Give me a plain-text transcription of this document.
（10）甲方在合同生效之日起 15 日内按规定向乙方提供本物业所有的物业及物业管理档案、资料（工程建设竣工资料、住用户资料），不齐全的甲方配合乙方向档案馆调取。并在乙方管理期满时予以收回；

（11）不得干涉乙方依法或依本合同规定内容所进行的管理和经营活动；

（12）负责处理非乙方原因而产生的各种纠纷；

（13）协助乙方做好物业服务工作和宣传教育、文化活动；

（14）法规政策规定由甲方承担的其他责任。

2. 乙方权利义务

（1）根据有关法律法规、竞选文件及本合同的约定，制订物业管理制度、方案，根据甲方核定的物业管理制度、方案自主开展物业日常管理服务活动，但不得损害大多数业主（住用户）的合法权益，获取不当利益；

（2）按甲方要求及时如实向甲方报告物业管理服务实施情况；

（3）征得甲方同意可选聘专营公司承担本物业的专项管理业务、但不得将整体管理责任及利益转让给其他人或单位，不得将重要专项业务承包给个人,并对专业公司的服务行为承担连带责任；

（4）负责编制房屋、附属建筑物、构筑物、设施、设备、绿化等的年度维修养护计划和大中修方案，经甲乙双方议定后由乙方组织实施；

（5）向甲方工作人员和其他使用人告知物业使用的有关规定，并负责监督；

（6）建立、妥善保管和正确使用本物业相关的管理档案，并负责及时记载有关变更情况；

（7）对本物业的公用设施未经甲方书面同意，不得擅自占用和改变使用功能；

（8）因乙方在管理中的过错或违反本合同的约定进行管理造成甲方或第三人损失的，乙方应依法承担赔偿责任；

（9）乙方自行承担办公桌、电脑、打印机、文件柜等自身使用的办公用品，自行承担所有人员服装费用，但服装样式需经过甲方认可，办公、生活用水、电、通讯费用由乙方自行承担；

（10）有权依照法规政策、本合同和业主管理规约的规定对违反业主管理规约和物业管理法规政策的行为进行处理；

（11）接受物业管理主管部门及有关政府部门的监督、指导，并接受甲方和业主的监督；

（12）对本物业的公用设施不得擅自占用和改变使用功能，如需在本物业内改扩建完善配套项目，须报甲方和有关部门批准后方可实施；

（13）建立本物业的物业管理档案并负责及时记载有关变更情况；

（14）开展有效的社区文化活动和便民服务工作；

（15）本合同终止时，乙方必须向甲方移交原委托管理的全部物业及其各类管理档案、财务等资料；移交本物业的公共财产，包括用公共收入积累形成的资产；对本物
********************
• **Directions for this task**:
Retype all the material above precisely, with no line left out.

• **Solution below**:
Give me a plain-text transcription of this document.
（10）甲方在合同生效之日起 15 日内按规定向乙方提供本物业所有的物业及物业管理档案、资料（工程建设竣工资料、住用户资料），不齐全的甲方配合乙方向档案馆调取。并在乙方管理期满时予以收回；

（11）不得干涉乙方依法或依本合同规定内容所进行的管理和经营活动；

（12）负责处理非乙方原因而产生的各种纠纷；

（13）协助乙方做好物业服务工作和宣传教育、文化活动；

（14）法规政策规定由甲方承担的其他责任。

2. 乙方权利义务

（1）根据有关法律法规、竞选文件及本合同的约定，制订物业管理制度、方案，根据甲方核定的物业管理制度、方案自主开展物业日常管理服务活动，但不得损害大多数业主（住用户）的合法权益，获取不当利益；

（2）按甲方要求及时如实向甲方报告物业管理服务实施情况；

（3）征得甲方同意可选聘专营公司承担本物业的专项管理业务、但不得将整体管理责任及利益转让给其他人或单位，不得将重要专项业务承包给个人,并对专业公司的服务行为承担连带责任；

（4）负责编制房屋、附属建筑物、构筑物、设施、设备、绿化等的年度维修养护计划和大中修方案，经甲乙双方议定后由乙方组织实施；

（5）向甲方工作人员和其他使用人告知物业使用的有关规定，并负责监督；

（6）建立、妥善保管和正确使用本物业相关的管理档案，并负责及时记载有关变更情况；

（7）对本物业的公用设施未经甲方书面同意，不得擅自占用和改变使用功能；

（8）因乙方在管理中的过错或违反本合同的约定进行管理造成甲方或第三人损失的，乙方应依法承担赔偿责任；

（9）乙方自行承担办公桌、电脑、打印机、文件柜等自身使用的办公用品，自行承担所有人员服装费用，但服装样式需经过甲方认可，办公、生活用水、电、通讯费用由乙方自行承担；

（10）有权依照法规政策、本合同和业主管理规约的规定对违反业主管理规约和物业管理法规政策的行为进行处理；

（11）接受物业管理主管部门及有关政府部门的监督、指导，并接受甲方和业主的监督；

（12）对本物业的公用设施不得擅自占用和改变使用功能，如需在本物业内改扩建完善配套项目，须报甲方和有关部门批准后方可实施；

（13）建立本物业的物业管理档案并负责及时记载有关变更情况；

（14）开展有效的社区文化活动和便民服务工作；

（15）本合同终止时，乙方必须向甲方移交原委托管理的全部物业及其各类管理档案、财务等资料；移交本物业的公共财产，包括用公共收入积累形成的资产；对本物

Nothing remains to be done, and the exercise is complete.